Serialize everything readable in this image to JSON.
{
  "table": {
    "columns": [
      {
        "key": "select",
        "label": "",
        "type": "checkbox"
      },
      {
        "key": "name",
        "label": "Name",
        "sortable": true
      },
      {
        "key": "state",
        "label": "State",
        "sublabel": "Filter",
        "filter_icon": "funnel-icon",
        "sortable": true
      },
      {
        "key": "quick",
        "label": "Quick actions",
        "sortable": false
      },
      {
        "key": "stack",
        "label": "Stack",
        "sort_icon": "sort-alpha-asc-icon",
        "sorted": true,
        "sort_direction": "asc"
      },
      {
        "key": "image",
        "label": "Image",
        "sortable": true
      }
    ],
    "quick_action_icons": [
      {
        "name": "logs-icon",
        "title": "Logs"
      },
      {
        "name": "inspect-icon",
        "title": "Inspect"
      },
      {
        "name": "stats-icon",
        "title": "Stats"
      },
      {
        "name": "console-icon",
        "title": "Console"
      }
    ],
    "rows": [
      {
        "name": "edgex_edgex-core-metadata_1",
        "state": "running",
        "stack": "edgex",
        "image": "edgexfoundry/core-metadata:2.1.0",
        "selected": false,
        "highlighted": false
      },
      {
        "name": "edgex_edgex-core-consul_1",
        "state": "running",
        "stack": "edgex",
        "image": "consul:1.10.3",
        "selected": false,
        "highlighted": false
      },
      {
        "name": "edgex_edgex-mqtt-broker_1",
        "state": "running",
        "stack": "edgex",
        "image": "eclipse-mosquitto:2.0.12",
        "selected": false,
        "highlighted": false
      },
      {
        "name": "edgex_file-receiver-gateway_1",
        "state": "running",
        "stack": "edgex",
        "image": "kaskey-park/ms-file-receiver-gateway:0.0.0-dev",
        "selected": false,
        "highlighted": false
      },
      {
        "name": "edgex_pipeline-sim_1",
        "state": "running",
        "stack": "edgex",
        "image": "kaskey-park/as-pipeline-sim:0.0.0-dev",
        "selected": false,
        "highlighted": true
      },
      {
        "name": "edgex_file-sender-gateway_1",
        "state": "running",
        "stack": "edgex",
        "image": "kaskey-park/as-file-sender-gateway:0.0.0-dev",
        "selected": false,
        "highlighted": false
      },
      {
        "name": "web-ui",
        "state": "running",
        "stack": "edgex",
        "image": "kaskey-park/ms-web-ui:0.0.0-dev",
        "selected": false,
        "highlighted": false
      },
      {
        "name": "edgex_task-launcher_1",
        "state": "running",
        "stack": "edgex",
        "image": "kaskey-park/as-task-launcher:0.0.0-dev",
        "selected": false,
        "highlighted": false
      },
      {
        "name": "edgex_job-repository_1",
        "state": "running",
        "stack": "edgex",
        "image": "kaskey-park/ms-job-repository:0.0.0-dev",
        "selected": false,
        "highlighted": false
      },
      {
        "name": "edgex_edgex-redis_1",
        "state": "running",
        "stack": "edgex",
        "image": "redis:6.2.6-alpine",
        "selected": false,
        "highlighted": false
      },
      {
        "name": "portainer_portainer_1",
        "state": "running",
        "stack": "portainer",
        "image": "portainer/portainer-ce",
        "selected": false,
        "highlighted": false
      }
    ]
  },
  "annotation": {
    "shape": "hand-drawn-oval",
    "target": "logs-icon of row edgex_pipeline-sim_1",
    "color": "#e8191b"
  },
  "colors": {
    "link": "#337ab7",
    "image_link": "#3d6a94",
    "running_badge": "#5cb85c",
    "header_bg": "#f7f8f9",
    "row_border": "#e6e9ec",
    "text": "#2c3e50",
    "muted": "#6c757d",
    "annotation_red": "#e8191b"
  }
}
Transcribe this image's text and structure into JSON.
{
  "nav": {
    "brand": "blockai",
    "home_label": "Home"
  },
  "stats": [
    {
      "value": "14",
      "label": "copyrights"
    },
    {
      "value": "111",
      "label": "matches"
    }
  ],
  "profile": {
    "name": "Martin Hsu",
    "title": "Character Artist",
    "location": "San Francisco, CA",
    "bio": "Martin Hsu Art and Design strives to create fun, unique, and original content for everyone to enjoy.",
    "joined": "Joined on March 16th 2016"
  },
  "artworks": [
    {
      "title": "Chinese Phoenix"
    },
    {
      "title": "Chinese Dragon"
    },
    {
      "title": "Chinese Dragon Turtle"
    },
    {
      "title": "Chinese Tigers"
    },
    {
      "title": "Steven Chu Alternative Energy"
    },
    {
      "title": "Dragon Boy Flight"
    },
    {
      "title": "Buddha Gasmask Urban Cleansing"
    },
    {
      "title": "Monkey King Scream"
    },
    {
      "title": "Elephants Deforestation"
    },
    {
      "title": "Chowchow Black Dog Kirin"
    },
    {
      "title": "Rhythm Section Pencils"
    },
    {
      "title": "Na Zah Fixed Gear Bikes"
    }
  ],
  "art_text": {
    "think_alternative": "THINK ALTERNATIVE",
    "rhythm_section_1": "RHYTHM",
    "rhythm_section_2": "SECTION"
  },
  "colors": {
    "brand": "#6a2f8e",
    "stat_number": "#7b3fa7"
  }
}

+++++

Directions for this task: Search the entries for "Dragon" and copy out each line that has it.

Exercise response:
      "title": "Chinese Dragon"
      "title": "Chinese Dragon Turtle"
      "title": "Dragon Boy Flight"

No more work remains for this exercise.